● Task
Pick up the article below on Atlantic City's marketing to gay and lesbian tourists and continue it from its last sentence.

● Given text
- - - - - - -

Atlantic City and its casinos and hotels have stepped up targeted marketing to gay and lesbian tourists in recent years and especially since gay marriage was legalized last fall in New Jersey.

On Monday, casino executives, LGBT organizers, and marketing officials joined to promote the city to a tourism segment that has had dramatic economic and revitalization impact elsewhere.

"They're looking at the gay dollars," said Mortimer Spreng, a longtime gay resident and a past Miss'd America. "Money talks."

The beach in front of the Claridge Hotel was long known as the gay beach in Atlantic City - for "obvious reasons," Guardian said Monday (not least of them the phallic architecture of the Claridge).

But over the years, the vibrant gay community all but vanished (although Guardian, a longtime resident, stayed). Just one gay bar remains in town. Some blamed the advent of casinos, others the general decline of Atlantic City, and some pointed to AIDS as reasons.

- - - - - - -

Records taken from a dataset:
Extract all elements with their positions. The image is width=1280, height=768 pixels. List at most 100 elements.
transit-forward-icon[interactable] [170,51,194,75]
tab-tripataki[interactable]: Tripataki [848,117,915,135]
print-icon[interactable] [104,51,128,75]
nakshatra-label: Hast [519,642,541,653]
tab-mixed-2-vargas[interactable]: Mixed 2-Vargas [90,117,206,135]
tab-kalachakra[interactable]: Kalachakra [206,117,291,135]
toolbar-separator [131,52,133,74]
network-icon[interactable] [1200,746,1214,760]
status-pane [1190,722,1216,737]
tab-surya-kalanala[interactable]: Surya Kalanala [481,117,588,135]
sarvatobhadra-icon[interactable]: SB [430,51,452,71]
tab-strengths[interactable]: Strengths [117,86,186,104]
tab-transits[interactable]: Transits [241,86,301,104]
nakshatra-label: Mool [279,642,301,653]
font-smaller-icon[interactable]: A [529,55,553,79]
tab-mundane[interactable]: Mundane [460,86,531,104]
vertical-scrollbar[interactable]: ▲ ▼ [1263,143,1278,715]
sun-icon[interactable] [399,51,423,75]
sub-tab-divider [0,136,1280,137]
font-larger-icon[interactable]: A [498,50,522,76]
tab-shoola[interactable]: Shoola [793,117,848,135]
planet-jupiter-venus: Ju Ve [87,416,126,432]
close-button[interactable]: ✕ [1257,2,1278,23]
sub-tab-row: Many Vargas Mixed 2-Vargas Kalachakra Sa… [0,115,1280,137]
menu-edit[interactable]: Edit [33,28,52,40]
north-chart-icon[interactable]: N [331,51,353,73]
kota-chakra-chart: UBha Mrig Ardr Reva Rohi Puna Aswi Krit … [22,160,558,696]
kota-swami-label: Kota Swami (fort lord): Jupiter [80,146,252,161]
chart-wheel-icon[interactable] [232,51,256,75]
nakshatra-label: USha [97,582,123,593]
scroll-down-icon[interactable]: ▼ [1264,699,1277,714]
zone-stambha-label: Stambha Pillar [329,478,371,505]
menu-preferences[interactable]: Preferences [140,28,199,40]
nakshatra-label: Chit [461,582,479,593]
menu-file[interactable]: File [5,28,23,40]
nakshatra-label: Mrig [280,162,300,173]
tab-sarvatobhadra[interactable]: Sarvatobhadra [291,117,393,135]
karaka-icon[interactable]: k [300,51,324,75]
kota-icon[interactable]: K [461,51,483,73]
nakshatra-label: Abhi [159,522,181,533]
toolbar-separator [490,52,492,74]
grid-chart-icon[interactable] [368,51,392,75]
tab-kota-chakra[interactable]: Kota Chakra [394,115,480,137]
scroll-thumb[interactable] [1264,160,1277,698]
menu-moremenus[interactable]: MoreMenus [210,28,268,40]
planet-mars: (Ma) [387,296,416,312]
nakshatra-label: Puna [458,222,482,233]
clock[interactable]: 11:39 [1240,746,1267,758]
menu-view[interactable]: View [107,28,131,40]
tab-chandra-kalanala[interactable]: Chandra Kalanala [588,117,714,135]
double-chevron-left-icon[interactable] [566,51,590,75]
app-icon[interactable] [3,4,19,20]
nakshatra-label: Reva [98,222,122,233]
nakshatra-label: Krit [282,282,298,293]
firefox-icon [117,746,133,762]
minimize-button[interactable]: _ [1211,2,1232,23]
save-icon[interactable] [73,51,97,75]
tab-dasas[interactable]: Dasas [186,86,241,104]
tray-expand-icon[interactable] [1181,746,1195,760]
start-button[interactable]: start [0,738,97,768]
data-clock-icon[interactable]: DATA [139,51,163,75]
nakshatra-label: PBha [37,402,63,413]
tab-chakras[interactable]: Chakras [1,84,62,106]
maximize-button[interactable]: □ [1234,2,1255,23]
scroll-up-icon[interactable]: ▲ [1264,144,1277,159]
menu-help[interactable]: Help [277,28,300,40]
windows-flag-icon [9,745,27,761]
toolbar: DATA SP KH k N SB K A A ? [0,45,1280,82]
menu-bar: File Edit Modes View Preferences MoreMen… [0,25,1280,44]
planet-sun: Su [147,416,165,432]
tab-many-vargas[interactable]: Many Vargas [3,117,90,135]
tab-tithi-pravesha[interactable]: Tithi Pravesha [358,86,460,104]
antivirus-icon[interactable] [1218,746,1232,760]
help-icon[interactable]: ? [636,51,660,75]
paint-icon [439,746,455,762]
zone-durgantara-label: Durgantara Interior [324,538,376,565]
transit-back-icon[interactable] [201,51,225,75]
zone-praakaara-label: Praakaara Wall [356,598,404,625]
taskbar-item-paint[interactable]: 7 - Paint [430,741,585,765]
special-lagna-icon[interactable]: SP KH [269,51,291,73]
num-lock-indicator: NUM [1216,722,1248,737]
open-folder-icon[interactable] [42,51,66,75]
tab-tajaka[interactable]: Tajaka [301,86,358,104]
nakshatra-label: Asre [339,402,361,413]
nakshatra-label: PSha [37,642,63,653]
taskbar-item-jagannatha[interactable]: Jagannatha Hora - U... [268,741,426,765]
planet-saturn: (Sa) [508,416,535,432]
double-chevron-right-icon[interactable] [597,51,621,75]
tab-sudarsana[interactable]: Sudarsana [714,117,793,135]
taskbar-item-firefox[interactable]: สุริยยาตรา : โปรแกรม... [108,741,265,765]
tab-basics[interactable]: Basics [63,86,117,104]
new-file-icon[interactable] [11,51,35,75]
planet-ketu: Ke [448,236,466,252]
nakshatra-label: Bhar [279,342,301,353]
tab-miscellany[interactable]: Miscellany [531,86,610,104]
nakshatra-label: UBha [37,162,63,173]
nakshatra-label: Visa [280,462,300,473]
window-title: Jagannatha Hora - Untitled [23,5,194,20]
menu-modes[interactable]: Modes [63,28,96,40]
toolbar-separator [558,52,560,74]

- - - - - - -

● Answer box
Jeff Guaracino, a marketing specialist with the Atlantic City Alliance, a casino-funded marketing agency, said the hope is the LGBT community will "not only visit Atlantic City, but also open businesses here and also buy primary and secondary homes in Atlantic City."

A survey commissioned by the alliance found that the city, despite its storied gay history, was not viewed as especially LGBT-friendly, he said.

"People just want to know where are the gay people," Guaracino said. "It's like a gay diaspora. We're all around; we just want to know where everyone is. Plus, people think gays go to the next great place. What happened in Asbury Park could happen here."

This year, several of the city's casinos and hotels are marketing themselves under Pride 2014 themes, including Borgata and its Water Club, and Caesars, which sponsored a Win a Wedding promotion after gay marriage was legalized. The newly repositioned Claridge also has been directing marketing toward the gay and lesbian tourism market and is the official host of Sandblast Weekend.

Sandblast, from July 18 to 20, previously had been held in Asbury Park, where the LGBT population bought up properties and revived the resort.

The weekend includes a seven-hour Beach Party on Saturday, July 19, at Bungalow Beach at California Avenue, and various other events at casinos and hotels around the resort, including "Lez Volley" beach volleyball tournament near Revel, a Women's WHITE party at Mixx at Borgata, a Riptide Pool Party at Harrah's, and an underwear party after midnight Friday into Saturday at the Claridge.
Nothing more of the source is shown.